▸ **Task to complete**
Locate each line below that includes "sluch" and reproduce it.
########################################
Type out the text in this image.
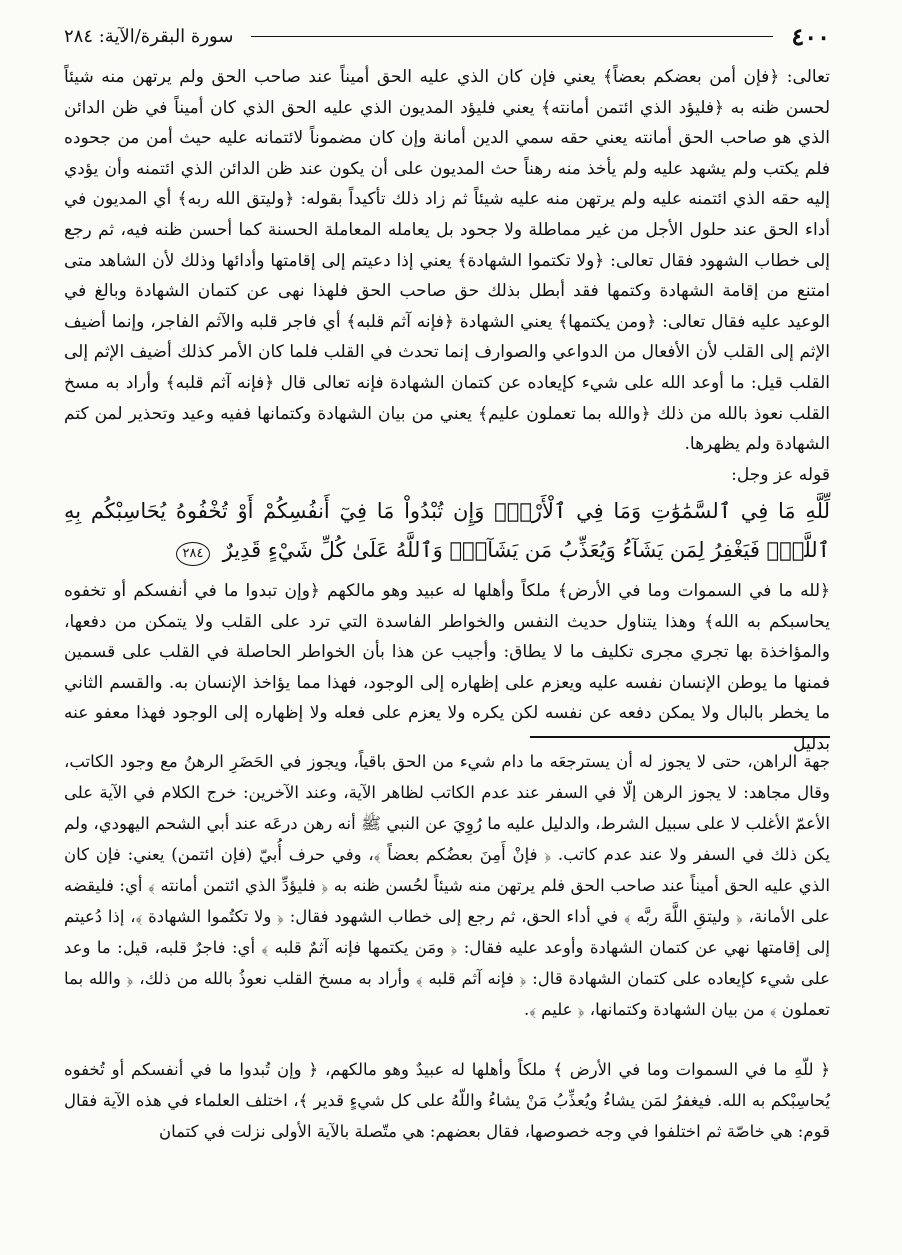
٤٠٠
سورة البقرة/الآية: ٢٨٤

تعالى: ﴿فإن أمن بعضكم بعضاً﴾ يعني فإن كان الذي عليه الحق أميناً عند صاحب الحق ولم يرتهن منه شيئاً لحسن ظنه به ﴿فليؤد الذي ائتمن أمانته﴾ يعني فليؤد المديون الذي عليه الحق الذي كان أميناً في ظن الدائن الذي هو صاحب الحق أمانته يعني حقه سمي الدين أمانة وإن كان مضموناً لائتمانه عليه حيث أمن من جحوده فلم يكتب ولم يشهد عليه ولم يأخذ منه رهناً حث المديون على أن يكون عند ظن الدائن الذي ائتمنه وأن يؤدي إليه حقه الذي ائتمنه عليه ولم يرتهن منه عليه شيئاً ثم زاد ذلك تأكيداً بقوله: ﴿وليتق الله ربه﴾ أي المديون في أداء الحق عند حلول الأجل من غير مماطلة ولا جحود بل يعامله المعاملة الحسنة كما أحسن ظنه فيه، ثم رجع إلى خطاب الشهود فقال تعالى: ﴿ولا تكتموا الشهادة﴾ يعني إذا دعيتم إلى إقامتها وأدائها وذلك لأن الشاهد متى امتنع من إقامة الشهادة وكتمها فقد أبطل بذلك حق صاحب الحق فلهذا نهى عن كتمان الشهادة وبالغ في الوعيد عليه فقال تعالى: ﴿ومن يكتمها﴾ يعني الشهادة ﴿فإنه آثم قلبه﴾ أي فاجر قلبه والآثم الفاجر، وإنما أضيف الإثم إلى القلب لأن الأفعال من الدواعي والصوارف إنما تحدث في القلب فلما كان الأمر كذلك أضيف الإثم إلى القلب قيل: ما أوعد الله على شيء كإيعاده عن كتمان الشهادة فإنه تعالى قال ﴿فإنه آثم قلبه﴾ وأراد به مسخ القلب نعوذ بالله من ذلك ﴿والله بما تعملون عليم﴾ يعني من بيان الشهادة وكتمانها ففيه وعيد وتحذير لمن كتم الشهادة ولم يظهرها.

قوله عز وجل:
لِّلَّهِ مَا فِي ٱلسَّمَٰوَٰتِ وَمَا فِي ٱلْأَرْضِۗ وَإِن تُبْدُواْ مَا فِيٓ أَنفُسِكُمْ أَوْ تُخْفُوهُ يُحَاسِبْكُم بِهِ ٱللَّهُۖ فَيَغْفِرُ لِمَن يَشَآءُ وَيُعَذِّبُ مَن يَشَآءُۗ وَٱللَّهُ عَلَىٰ كُلِّ شَيْءٍ قَدِيرٌ ٢٨٤
﴿لله ما في السموات وما في الأرض﴾ ملكاً وأهلها له عبيد وهو مالكهم ﴿وإن تبدوا ما في أنفسكم أو تخفوه يحاسبكم به الله﴾ وهذا يتناول حديث النفس والخواطر الفاسدة التي ترد على القلب ولا يتمكن من دفعها، والمؤاخذة بها تجري مجرى تكليف ما لا يطاق: وأجيب عن هذا بأن الخواطر الحاصلة في القلب على قسمين فمنها ما يوطن الإنسان نفسه عليه ويعزم على إظهاره إلى الوجود، فهذا مما يؤاخذ الإنسان به. والقسم الثاني ما يخطر بالبال ولا يمكن دفعه عن نفسه لكن يكره ولا يعزم على فعله ولا إظهاره إلى الوجود فهذا معفو عنه بدليل
جهة الراهن، حتى لا يجوز له أن يسترجعَه ما دام شيء من الحق باقياً، ويجوز في الحَضَرِ الرهنُ مع وجود الكاتب، وقال مجاهد: لا يجوز الرهن إلّا في السفر عند عدم الكاتب لظاهر الآية، وعند الآخرين: خرج الكلام في الآية على الأعمّ الأغلب لا على سبيل الشرط، والدليل عليه ما رُوِيَ عن النبي ﷺ أنه رهن درعَه عند أبي الشحم اليهودي، ولم يكن ذلك في السفر ولا عند عدم كاتب. ﴿ فإنْ أَمِنَ بعضُكم بعضاً ﴾، وفي حرف أُبيّ (فإن ائتمن) يعني: فإن كان الذي عليه الحق أميناً عند صاحب الحق فلم يرتهن منه شيئاً لحُسن ظنه به ﴿ فليؤدِّ الذي ائتمن أمانته ﴾ أي: فليقضه على الأمانة، ﴿ وليتقِ اللَّهَ ربَّه ﴾ في أداء الحق، ثم رجع إلى خطاب الشهود فقال: ﴿ ولا تكتُموا الشهادة ﴾، إذا دُعيتم إلى إقامتها نهي عن كتمان الشهادة وأوعد عليه فقال: ﴿ ومَن يكتمها فإنه آثمٌ قلبه ﴾ أي: فاجرٌ قلبه، قيل: ما وعد على شيء كإيعاده على كتمان الشهادة قال: ﴿ فإنه آثم قلبه ﴾ وأراد به مسخ القلب نعوذُ بالله من ذلك، ﴿ والله بما تعملون ﴾ من بيان الشهادة وكتمانها، ﴿ عليم ﴾.
﴿ للّهِ ما في السموات وما في الأرض ﴾ ملكاً وأهلها له عبيدٌ وهو مالكهم، ﴿ وإن تُبدوا ما في أنفسكم أو تُخفوه يُحاسِبْكم به الله. فيغفرُ لمَن يشاءُ ويُعذِّبُ مَنْ يشاءُ واللّهُ على كل شيءٍ قدير ﴾، اختلف العلماء في هذه الآية فقال قوم: هي خاصّة ثم اختلفوا في وجه خصوصها، فقال بعضهم: هي متّصلة بالآية الأولى نزلت في كتمان
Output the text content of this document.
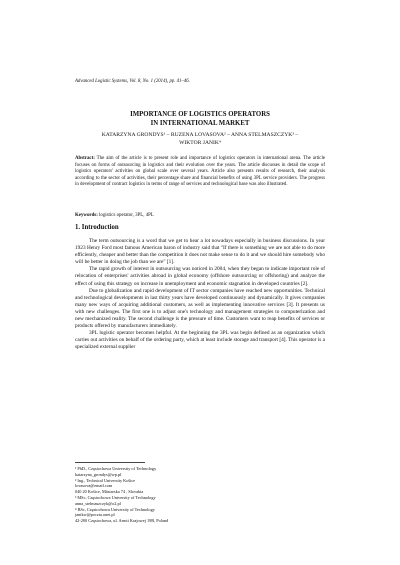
Advanced Logistic Systems, Vol. 8, No. 1 (2014), pp. 41–46.
IMPORTANCE OF LOGISTICS OPERATORS
IN INTERNATIONAL MARKET
KATARZYNA GRONDYS¹ – RUZENA LOVASOVA² – ANNA STELMASZCZYK³ –
WIKTOR JANIK⁴
Abstract: The aim of the article is to present role and importance of logistics operators in international arena. The article focuses on forms of outsourcing in logistics and their evolution over the years. The article discusses in detail the scope of logistics operators' activities on global scale over several years. Article also presents results of research, their analysis according to the sector of activities, their percentage share and financial benefits of using 3PL service providers. The progress in development of contract logistics in terms of range of services and technological base was also illustrated.
Keywords: logistics operator, 3PL, 4PL
1. Introduction

The term outsourcing is a word that we get to hear a lot nowadays especially in business discussions. In year 1923 Henry Ford most famous American baron of industry said that "If there is something we are not able to do more efficiently, cheaper and better than the competition it does not make sense to do it and we should hire somebody who will be better in doing the job than we are" [1].

The rapid growth of interest in outsourcing was noticed in 2004, when they began to indicate important role of relocation of enterprises' activities abroad in global economy (offshore outsourcing or offshoring) and analyze the effect of using this strategy on increase in unemployment and economic stagnation in developed countries [2].

Due to globalization and rapid development of IT sector companies have reached new opportunities. Technical and technological developments in last thirty years have developed continuously and dynamically. It gives companies many new ways of acquiring additional customers, as well as implementing innovative services [3]. It presents us with new challenges. The first one is to adjust one's technology and management strategies to computerization and new mechanized reality. The second challenge is the pressure of time. Customers want to reap benefits of services or products offered by manufacturers immediately.

3PL logistic operator becomes helpful. At the beginning the 3PL was begin defined as an organization which carries out activities on behalf of the ordering party, which at least include storage and transport [4]. This operator is a specialized external supplier

¹ PhD., Częstochowa University of Technology
katarzyna_grondys@wp.pl
² Ing., Technical University Košice
lovasova@email.com
040 20 Košice, Mäsiarska 74 , Slovakia
³ MSc, Częstochowa University of Technology
anna_stelmaszczyk@o2.pl
⁴ BSc, Częstochowa University of Technology
janikw@poczta.onet.pl
42-200 Częstochowa, ul. Armii Krajowej 19B, Poland
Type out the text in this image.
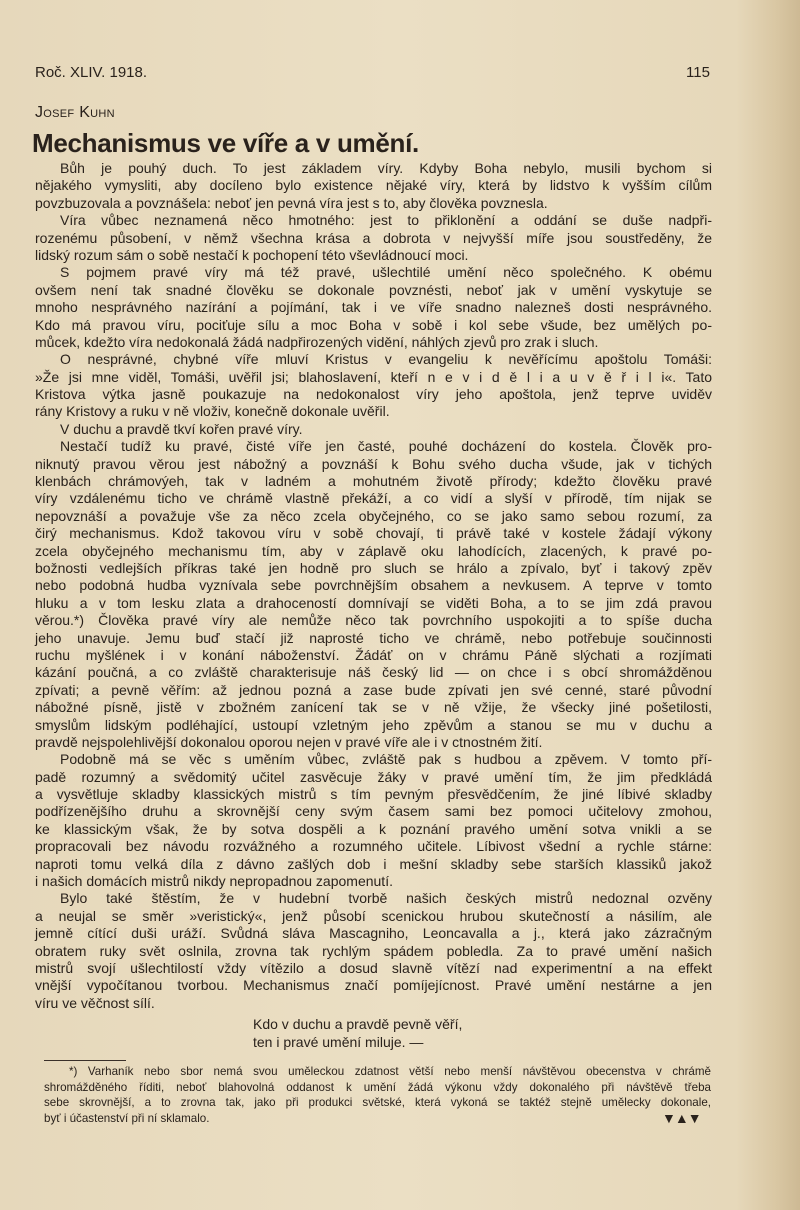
Roč. XLIV. 1918.	115
Josef Kuhn
Mechanismus ve víře a v umění.
Bůh je pouhý duch. To jest základem víry. Kdyby Boha nebylo, musili bychom si
nějakého vymysliti, aby docíleno bylo existence nějaké víry, která by lidstvo k vyšším cílům
povzbuzovala a povznášela: neboť jen pevná víra jest s to, aby člověka povznesla.
Víra vůbec neznamená něco hmotného: jest to přiklonění a oddání se duše nadpři-
rozenému působení, v němž všechna krása a dobrota v nejvyšší míře jsou soustředěny, že
lidský rozum sám o sobě nestačí k pochopení této vševládnoucí moci.
S pojmem pravé víry má též pravé, ušlechtilé umění něco společného. K obému
ovšem není tak snadné člověku se dokonale povznésti, neboť jak v umění vyskytuje se
mnoho nesprávného nazírání a pojímání, tak i ve víře snadno nalezneš dosti nesprávného.
Kdo má pravou víru, pociťuje sílu a moc Boha v sobě i kol sebe všude, bez umělých po-
můcek, kdežto víra nedokonalá žádá nadpřirozených vidění, náhlých zjevů pro zrak i sluch.
O nesprávné, chybné víře mluví Kristus v evangeliu k nevěřícímu apoštolu Tomáši:
»Že jsi mne viděl, Tomáši, uvěřil jsi; blahoslavení, kteří n e v i d ě l i a u v ě ř i l i«. Tato
Kristova výtka jasně poukazuje na nedokonalost víry jeho apoštola, jenž teprve uviděv
rány Kristovy a ruku v ně vloživ, konečně dokonale uvěřil.
V duchu a pravdě tkví kořen pravé víry.
Nestačí tudíž ku pravé, čisté víře jen časté, pouhé docházení do kostela. Člověk pro-
niknutý pravou věrou jest nábožný a povznáší k Bohu svého ducha všude, jak v tichých
klenbách chrámovýeh, tak v ladném a mohutném životě přírody; kdežto člověku pravé
víry vzdálenému ticho ve chrámě vlastně překáží, a co vidí a slyší v přírodě, tím nijak se
nepovznáší a považuje vše za něco zcela obyčejného, co se jako samo sebou rozumí, za
čirý mechanismus. Kdož takovou víru v sobě chovají, ti právě také v kostele žádají výkony
zcela obyčejného mechanismu tím, aby v záplavě oku lahodících, zlacených, k pravé po-
božnosti vedlejších příkras také jen hodně pro sluch se hrálo a zpívalo, byť i takový zpěv
nebo podobná hudba vyznívala sebe povrchnějším obsahem a nevkusem. A teprve v tomto
hluku a v tom lesku zlata a drahoceností domnívají se viděti Boha, a to se jim zdá pravou
věrou.*) Člověka pravé víry ale nemůže něco tak povrchního uspokojiti a to spíše ducha
jeho unavuje. Jemu buď stačí již naprosté ticho ve chrámě, nebo potřebuje součinnosti
ruchu myšlének i v konání náboženství. Žádáť on v chrámu Páně slýchati a rozjímati
kázání poučná, a co zvláště charakterisuje náš český lid — on chce i s obcí shromážděnou
zpívati; a pevně věřím: až jednou pozná a zase bude zpívati jen své cenné, staré původní
nábožné písně, jistě v zbožném zanícení tak se v ně vžije, že všecky jiné pošetilosti,
smyslům lidským podléhající, ustoupí vzletným jeho zpěvům a stanou se mu v duchu a
pravdě nejspolehlivější dokonalou oporou nejen v pravé víře ale i v ctnostném žití.
Podobně má se věc s uměním vůbec, zvláště pak s hudbou a zpěvem. V tomto pří-
padě rozumný a svědomitý učitel zasvěcuje žáky v pravé umění tím, že jim předkládá
a vysvětluje skladby klassických mistrů s tím pevným přesvědčením, že jiné líbivé skladby
podřízenějšího druhu a skrovnější ceny svým časem sami bez pomoci učitelovy zmohou,
ke klassickým však, že by sotva dospěli a k poznání pravého umění sotva vnikli a se
propracovali bez návodu rozvážného a rozumného učitele. Líbivost všední a rychle stárne:
naproti tomu velká díla z dávno zašlých dob i mešní skladby sebe starších klassiků jakož
i našich domácích mistrů nikdy nepropadnou zapomenutí.
Bylo také štěstím, že v hudební tvorbě našich českých mistrů nedoznal ozvěny
a neujal se směr »veristický«, jenž působí scenickou hrubou skutečností a násilím, ale
jemně cítící duši uráží. Svůdná sláva Mascagniho, Leoncavalla a j., která jako zázračným
obratem ruky svět oslnila, zrovna tak rychlým spádem pobledla. Za to pravé umění našich
mistrů svojí ušlechtilostí vždy vítězilo a dosud slavně vítězí nad experimentní a na effekt
vnější vypočítanou tvorbou. Mechanismus značí pomíjejícnost. Pravé umění nestárne a jen
víru ve věčnost sílí.
Kdo v duchu a pravdě pevně věří,
ten i pravé umění miluje. —
*) Varhaník nebo sbor nemá svou uměleckou zdatnost větší nebo menší návštěvou obecenstva v chrámě
shromážděného říditi, neboť blahovolná oddanost k umění žádá výkonu vždy dokonalého při návštěvě třeba
sebe skrovnější, a to zrovna tak, jako při produkci světské, která vykoná se taktéž stejně umělecky dokonale,
byť i účastenství při ní sklamalo.	▼▲▼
########################################
▸ **Finished task**
můcek, kdežto víra nedokonalá žádá nadpřirozených vidění, náhlých zjevů pro zrak i sluch.
božnosti vedlejších příkras také jen hodně pro sluch se hrálo a zpívalo, byť i takový zpěv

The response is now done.